• _Work instructions_: Copy out each line below that has the word "seed" in it.

• _Source records_:
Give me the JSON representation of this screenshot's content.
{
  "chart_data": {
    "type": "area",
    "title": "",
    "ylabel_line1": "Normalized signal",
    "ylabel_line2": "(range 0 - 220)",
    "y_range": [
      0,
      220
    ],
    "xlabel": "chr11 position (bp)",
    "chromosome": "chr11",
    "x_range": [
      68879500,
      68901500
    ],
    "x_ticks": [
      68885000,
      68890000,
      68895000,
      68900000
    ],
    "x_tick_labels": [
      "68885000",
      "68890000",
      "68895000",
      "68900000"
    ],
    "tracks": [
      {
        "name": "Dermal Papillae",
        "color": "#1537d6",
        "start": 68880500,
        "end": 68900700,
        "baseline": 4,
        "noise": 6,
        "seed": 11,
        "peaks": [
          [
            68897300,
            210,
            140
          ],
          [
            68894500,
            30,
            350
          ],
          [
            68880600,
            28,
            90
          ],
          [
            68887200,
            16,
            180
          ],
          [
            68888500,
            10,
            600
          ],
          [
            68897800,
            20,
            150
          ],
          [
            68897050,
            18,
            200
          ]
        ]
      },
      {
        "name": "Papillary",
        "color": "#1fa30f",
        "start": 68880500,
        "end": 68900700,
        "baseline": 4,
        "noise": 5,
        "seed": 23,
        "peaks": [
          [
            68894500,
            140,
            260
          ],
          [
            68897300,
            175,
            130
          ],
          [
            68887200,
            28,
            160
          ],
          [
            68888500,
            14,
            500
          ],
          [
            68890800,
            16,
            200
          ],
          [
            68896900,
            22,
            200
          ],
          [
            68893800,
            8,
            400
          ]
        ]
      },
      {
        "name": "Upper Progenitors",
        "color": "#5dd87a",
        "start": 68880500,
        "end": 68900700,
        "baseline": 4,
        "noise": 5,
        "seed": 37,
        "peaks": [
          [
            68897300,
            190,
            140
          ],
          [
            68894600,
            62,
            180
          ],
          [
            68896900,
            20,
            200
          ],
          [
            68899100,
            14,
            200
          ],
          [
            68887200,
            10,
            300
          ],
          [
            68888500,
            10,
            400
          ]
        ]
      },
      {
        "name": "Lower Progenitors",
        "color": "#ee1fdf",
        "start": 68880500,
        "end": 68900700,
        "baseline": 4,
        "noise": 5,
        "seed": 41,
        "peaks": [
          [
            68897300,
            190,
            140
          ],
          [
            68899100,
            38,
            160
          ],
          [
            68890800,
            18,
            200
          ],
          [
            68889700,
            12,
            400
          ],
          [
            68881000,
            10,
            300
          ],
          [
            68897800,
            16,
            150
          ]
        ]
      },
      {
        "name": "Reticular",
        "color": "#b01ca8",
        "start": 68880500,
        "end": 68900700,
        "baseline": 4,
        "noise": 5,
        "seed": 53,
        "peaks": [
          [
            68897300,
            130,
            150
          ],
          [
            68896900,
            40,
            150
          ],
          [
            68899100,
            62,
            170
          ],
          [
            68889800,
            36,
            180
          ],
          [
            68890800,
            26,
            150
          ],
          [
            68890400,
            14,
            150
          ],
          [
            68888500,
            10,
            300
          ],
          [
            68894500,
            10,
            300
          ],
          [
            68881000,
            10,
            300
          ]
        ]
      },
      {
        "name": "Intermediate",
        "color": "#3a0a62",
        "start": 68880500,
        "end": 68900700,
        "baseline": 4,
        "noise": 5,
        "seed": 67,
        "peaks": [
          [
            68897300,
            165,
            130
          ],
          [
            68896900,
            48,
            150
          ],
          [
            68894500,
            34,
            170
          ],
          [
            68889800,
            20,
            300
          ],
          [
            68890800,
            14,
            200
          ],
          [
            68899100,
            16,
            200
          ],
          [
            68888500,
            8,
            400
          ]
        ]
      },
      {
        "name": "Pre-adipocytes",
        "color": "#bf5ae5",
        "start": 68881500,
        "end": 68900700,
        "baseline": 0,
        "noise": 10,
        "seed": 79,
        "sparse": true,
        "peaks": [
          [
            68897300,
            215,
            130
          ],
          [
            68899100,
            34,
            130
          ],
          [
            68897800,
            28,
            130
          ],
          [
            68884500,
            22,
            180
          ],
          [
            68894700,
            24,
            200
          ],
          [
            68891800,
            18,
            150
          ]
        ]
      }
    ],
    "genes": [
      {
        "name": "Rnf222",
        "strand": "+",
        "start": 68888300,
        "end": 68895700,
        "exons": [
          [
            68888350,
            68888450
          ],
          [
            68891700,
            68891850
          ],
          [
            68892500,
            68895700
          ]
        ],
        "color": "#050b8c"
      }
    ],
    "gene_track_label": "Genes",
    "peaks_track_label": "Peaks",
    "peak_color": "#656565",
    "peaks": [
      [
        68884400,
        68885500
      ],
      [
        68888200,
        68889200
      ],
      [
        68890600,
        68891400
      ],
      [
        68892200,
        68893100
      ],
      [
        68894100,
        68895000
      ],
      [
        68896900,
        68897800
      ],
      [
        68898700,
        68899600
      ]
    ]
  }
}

• _Written solution_:
        "seed": 11,
        "seed": 23,
        "seed": 37,
        "seed": 41,
        "seed": 53,
        "seed": 67,
        "seed": 79,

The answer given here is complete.